» **Records provided**:
START

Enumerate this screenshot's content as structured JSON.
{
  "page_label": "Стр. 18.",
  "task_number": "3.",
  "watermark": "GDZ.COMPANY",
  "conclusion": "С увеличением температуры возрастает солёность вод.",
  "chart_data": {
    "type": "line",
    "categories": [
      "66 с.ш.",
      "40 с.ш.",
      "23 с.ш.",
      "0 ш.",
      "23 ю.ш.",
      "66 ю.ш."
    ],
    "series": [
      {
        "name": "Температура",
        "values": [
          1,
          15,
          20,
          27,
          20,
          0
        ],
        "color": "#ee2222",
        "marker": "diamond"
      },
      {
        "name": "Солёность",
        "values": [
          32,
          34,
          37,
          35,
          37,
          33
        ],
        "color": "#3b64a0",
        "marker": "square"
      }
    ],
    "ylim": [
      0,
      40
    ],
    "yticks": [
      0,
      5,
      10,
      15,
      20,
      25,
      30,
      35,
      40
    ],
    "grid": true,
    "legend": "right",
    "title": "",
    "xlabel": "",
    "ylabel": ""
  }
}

END

» **Requirements**:
Print the material once more, exactly.

» **Answer**:
Enumerate this screenshot's content as structured JSON.
{
  "page_label": "Стр. 18.",
  "task_number": "3.",
  "watermark": "GDZ.COMPANY",
  "conclusion": "С увеличением температуры возрастает солёность вод.",
  "chart_data": {
    "type": "line",
    "categories": [
      "66 с.ш.",
      "40 с.ш.",
      "23 с.ш.",
      "0 ш.",
      "23 ю.ш.",
      "66 ю.ш."
    ],
    "series": [
      {
        "name": "Температура",
        "values": [
          1,
          15,
          20,
          27,
          20,
          0
        ],
        "color": "#ee2222",
        "marker": "diamond"
      },
      {
        "name": "Солёность",
        "values": [
          32,
          34,
          37,
          35,
          37,
          33
        ],
        "color": "#3b64a0",
        "marker": "square"
      }
    ],
    "ylim": [
      0,
      40
    ],
    "yticks": [
      0,
      5,
      10,
      15,
      20,
      25,
      30,
      35,
      40
    ],
    "grid": true,
    "legend": "right",
    "title": "",
    "xlabel": "",
    "ylabel": ""
  }
}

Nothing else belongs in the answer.